§ **EXERCISE AIM**
Search the material for the word "STAFF" and copy each line that holds it.

§ **TASK INPUT**
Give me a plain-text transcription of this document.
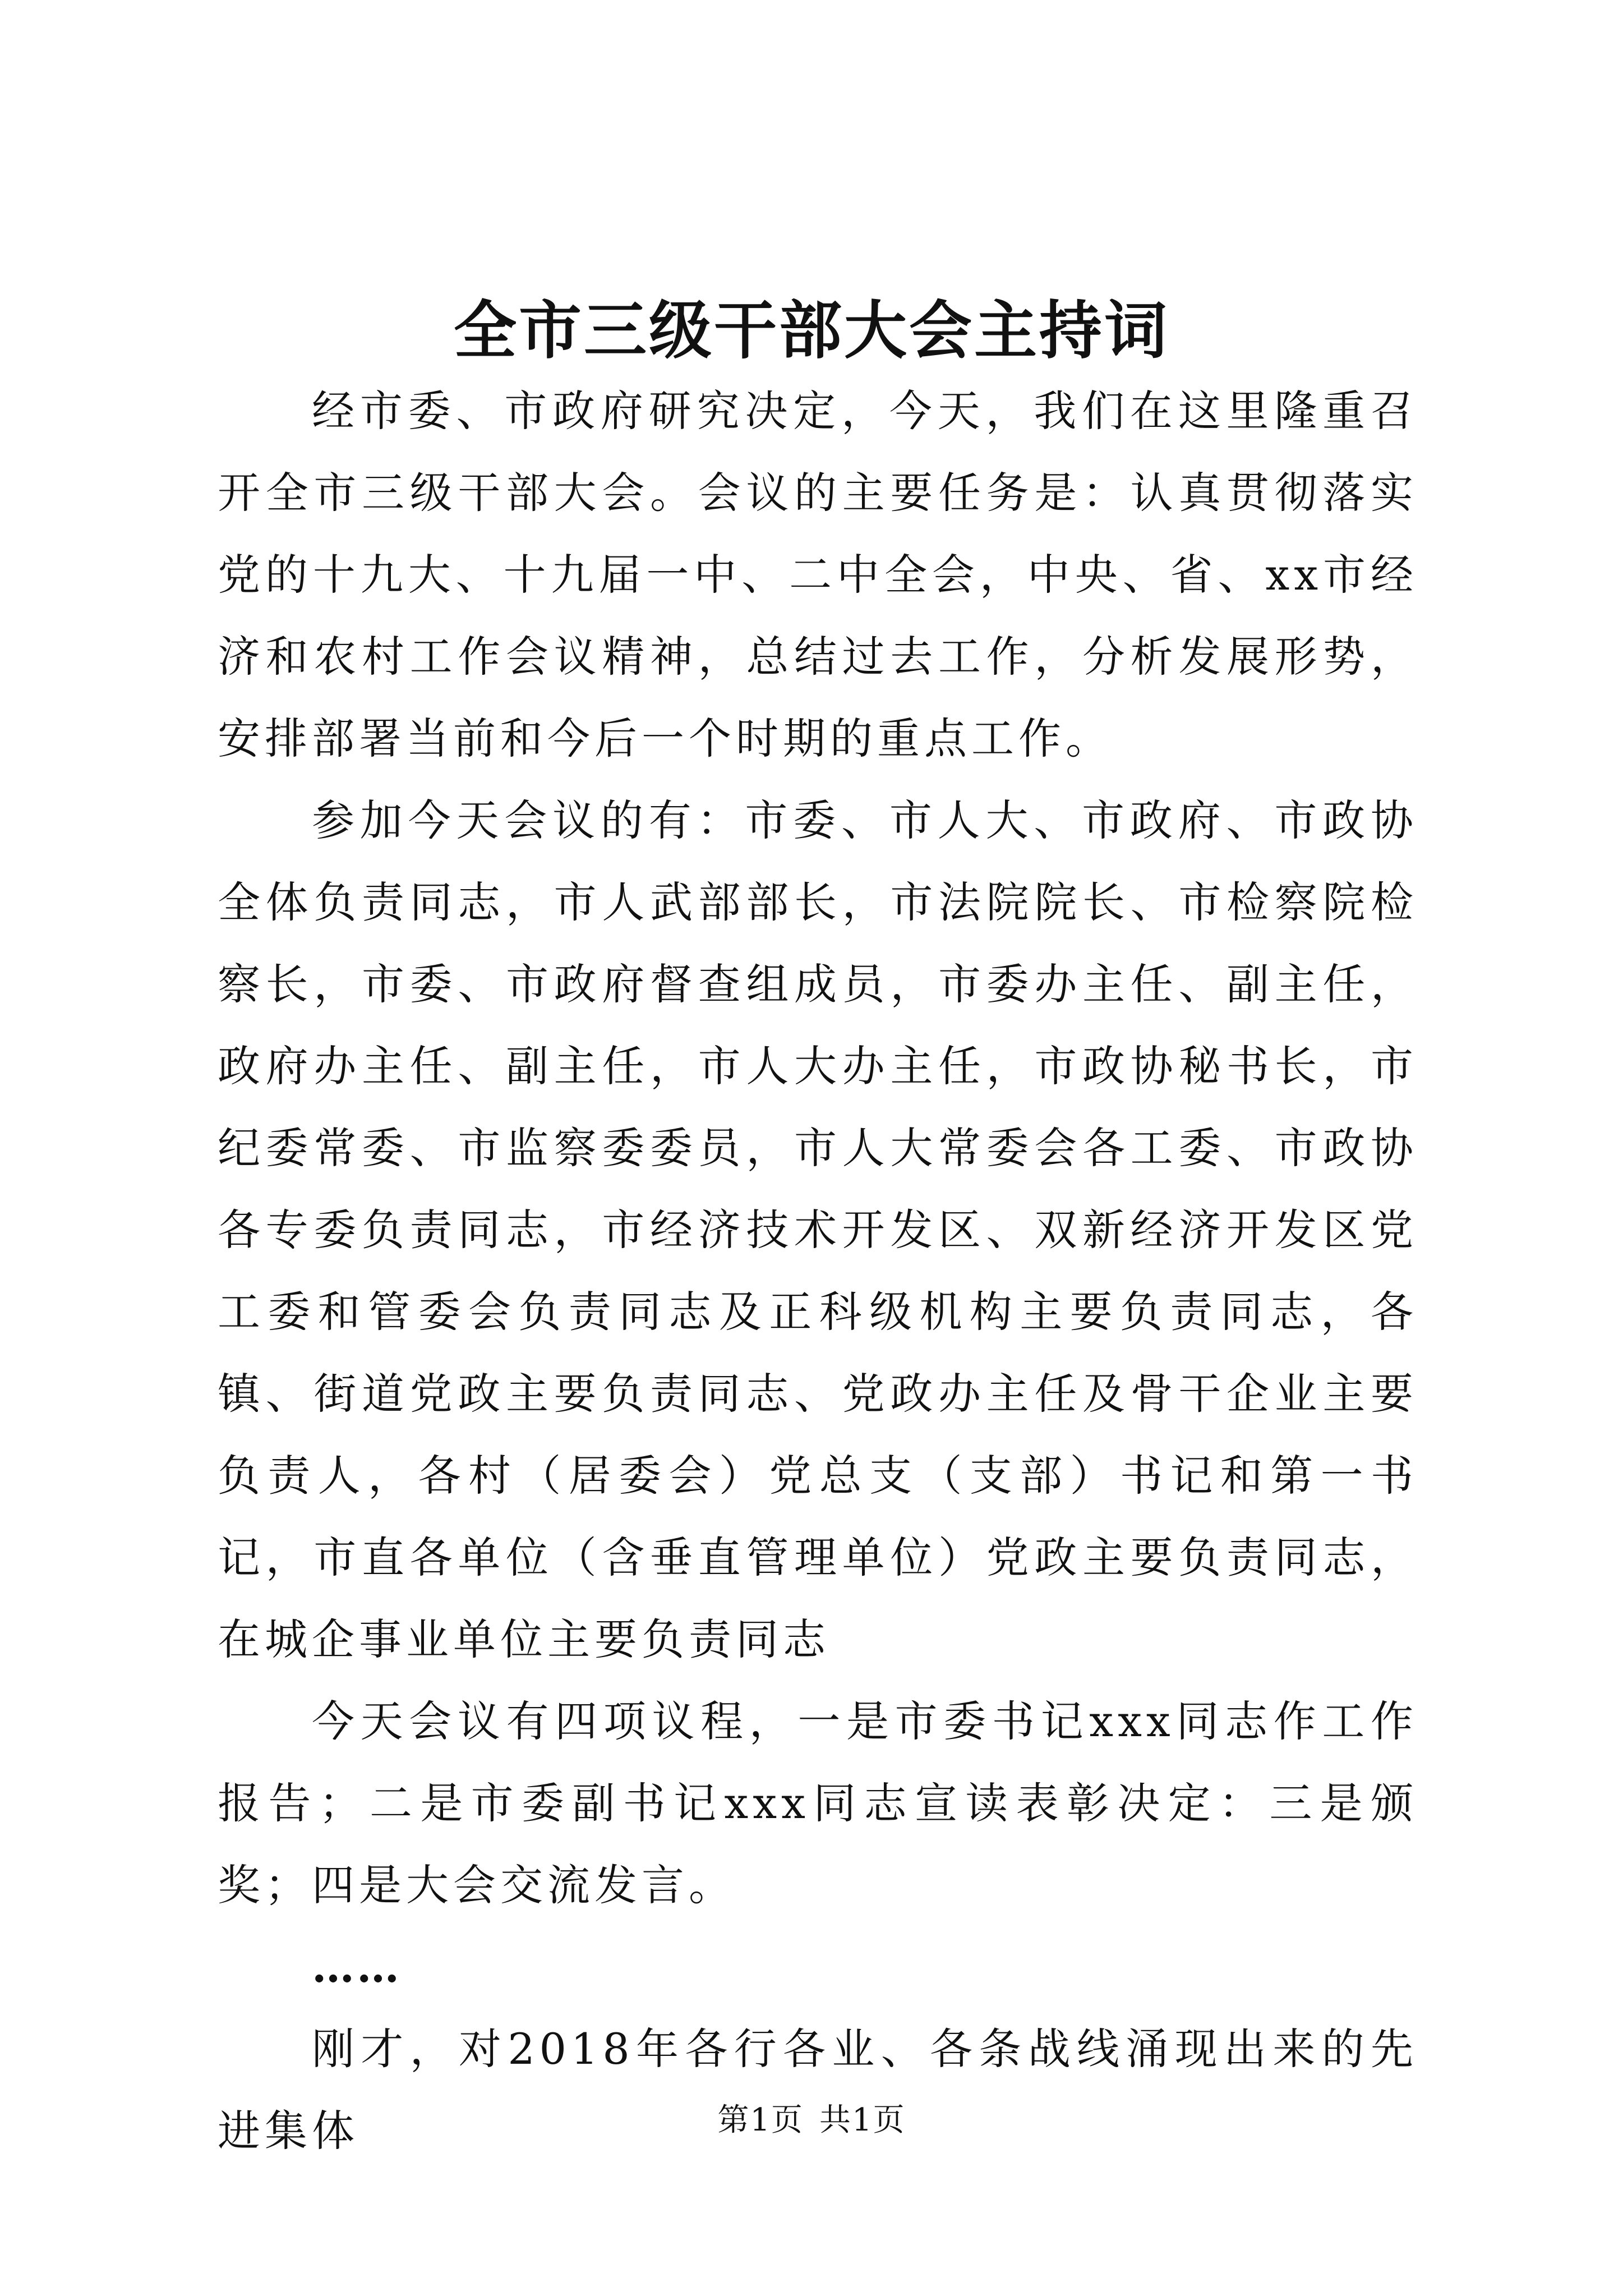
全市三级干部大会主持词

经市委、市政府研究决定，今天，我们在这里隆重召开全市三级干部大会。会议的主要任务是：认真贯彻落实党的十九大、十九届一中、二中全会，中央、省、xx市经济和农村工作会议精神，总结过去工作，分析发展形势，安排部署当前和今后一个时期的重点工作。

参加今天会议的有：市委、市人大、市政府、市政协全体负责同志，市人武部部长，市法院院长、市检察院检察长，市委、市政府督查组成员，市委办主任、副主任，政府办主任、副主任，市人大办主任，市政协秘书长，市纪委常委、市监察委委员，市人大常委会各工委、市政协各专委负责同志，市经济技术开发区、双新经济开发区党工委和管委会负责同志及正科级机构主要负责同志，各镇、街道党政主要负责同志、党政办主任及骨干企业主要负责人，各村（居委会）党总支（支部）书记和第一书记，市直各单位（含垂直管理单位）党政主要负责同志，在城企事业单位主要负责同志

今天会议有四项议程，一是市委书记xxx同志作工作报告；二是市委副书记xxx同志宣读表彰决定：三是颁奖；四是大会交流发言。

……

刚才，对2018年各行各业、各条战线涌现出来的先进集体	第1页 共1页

---

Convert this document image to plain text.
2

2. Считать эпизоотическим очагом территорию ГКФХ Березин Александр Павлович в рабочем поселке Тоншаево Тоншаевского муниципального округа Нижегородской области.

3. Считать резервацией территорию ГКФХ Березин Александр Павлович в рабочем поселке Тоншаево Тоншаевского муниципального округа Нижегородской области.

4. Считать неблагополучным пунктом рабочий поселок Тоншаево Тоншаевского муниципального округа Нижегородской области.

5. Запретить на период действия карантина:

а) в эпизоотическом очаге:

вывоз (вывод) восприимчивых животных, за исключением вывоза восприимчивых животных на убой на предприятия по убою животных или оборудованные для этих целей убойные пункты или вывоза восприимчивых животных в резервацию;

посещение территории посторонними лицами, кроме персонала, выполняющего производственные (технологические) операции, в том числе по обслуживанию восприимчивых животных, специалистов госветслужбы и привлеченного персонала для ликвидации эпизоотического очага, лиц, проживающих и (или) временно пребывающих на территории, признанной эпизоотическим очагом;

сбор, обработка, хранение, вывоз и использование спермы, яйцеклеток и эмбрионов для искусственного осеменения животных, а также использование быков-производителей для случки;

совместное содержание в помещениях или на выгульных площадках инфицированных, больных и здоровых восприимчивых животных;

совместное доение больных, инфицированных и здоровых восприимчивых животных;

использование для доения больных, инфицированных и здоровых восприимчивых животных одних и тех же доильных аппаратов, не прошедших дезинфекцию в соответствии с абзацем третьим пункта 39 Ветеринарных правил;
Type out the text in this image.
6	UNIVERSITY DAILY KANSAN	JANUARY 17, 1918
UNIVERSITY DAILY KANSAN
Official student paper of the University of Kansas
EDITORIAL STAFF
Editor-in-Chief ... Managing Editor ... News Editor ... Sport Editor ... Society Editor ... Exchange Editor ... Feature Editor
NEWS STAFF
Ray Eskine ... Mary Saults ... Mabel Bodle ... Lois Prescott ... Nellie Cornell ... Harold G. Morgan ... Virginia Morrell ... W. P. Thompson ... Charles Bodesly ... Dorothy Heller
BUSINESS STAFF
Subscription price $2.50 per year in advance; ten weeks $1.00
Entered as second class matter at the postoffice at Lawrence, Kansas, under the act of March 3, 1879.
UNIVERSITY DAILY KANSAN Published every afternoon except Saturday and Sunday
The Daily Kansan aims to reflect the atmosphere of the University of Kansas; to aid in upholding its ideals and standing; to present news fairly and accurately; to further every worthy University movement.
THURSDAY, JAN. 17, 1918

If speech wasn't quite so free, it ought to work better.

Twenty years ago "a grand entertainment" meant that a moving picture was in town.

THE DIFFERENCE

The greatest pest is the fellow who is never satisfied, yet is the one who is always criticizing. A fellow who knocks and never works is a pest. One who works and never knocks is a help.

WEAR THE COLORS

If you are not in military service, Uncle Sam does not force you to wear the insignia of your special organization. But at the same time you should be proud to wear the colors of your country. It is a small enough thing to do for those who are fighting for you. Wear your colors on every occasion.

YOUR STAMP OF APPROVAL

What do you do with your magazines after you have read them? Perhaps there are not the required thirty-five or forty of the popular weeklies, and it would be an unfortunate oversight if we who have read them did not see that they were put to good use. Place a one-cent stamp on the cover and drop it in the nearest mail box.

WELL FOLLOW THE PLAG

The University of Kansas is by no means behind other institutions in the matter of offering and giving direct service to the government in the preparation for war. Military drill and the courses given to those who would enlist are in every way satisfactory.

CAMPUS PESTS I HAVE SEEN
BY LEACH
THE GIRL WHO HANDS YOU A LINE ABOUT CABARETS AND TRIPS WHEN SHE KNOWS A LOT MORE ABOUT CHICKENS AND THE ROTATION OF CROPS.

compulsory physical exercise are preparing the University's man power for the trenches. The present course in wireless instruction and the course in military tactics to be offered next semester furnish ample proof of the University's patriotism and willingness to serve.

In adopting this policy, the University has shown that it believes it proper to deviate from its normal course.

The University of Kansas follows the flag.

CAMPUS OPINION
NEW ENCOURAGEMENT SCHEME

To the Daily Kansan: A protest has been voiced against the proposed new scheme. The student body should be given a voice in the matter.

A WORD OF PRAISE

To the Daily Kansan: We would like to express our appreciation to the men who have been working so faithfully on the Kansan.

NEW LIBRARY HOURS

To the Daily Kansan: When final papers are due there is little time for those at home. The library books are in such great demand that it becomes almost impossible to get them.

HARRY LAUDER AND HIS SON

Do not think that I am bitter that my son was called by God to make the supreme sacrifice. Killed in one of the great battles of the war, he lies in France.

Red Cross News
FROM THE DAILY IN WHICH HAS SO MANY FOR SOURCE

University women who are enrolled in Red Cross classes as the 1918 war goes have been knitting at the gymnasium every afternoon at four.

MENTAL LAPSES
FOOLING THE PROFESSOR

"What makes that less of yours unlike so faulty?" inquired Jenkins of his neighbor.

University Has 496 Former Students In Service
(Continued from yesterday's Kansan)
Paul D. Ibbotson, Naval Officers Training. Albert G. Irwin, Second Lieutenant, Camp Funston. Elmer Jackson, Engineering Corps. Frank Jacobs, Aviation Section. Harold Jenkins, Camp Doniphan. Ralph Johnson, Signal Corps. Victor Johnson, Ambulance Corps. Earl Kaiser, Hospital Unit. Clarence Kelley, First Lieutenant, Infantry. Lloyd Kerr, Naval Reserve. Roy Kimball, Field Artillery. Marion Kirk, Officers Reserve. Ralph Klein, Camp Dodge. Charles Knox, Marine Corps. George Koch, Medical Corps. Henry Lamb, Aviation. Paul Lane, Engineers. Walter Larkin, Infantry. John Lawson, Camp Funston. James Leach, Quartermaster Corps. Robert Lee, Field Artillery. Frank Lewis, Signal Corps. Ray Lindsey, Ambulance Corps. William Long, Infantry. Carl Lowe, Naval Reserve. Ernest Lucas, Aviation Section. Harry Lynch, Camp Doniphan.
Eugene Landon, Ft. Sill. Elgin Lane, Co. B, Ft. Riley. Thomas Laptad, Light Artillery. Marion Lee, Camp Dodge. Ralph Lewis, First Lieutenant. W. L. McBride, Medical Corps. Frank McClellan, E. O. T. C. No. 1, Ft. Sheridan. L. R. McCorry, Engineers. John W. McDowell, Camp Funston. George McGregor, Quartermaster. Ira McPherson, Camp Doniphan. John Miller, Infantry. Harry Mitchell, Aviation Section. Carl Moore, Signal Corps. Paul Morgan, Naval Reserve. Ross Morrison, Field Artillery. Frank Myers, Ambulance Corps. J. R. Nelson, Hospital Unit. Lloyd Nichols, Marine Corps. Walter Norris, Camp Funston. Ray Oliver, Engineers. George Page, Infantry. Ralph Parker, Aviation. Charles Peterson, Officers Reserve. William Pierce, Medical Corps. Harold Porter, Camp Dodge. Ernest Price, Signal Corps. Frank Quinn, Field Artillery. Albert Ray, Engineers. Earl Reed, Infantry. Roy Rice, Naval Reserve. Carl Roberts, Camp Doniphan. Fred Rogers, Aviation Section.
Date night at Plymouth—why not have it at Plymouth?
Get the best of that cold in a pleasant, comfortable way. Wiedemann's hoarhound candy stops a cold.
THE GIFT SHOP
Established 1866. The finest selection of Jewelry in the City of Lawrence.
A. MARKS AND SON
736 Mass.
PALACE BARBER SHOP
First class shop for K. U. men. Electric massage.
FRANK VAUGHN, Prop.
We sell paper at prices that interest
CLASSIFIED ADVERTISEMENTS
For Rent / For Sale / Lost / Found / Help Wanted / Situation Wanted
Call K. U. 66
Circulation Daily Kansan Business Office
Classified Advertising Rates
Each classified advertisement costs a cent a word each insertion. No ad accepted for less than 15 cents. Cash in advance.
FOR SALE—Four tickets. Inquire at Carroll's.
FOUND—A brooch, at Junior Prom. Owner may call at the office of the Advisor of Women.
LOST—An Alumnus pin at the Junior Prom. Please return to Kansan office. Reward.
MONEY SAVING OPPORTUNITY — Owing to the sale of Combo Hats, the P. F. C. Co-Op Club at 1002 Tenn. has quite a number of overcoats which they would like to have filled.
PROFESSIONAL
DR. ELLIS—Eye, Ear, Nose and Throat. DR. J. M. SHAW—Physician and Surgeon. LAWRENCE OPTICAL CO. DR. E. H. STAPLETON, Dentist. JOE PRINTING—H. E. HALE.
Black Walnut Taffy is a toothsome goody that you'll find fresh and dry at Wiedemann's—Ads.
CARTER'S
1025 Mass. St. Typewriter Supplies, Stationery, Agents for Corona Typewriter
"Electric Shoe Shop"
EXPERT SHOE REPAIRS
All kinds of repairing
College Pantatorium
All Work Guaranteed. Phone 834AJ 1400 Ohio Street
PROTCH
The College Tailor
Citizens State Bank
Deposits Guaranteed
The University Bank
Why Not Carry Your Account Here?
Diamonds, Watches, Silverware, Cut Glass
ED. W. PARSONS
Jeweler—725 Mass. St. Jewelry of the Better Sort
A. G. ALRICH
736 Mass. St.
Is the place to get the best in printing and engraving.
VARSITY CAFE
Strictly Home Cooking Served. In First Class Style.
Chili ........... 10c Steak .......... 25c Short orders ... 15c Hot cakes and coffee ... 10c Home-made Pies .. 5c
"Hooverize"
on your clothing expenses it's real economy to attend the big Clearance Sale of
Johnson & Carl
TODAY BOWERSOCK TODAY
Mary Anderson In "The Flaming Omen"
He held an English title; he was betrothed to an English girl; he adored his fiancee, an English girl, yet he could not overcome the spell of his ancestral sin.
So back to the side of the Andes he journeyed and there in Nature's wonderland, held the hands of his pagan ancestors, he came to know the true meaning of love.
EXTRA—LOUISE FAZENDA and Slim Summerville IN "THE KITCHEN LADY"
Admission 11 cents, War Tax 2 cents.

§ **WRITTEN RESPONSE**
EDITORIAL STAFF
NEWS STAFF
BUSINESS STAFF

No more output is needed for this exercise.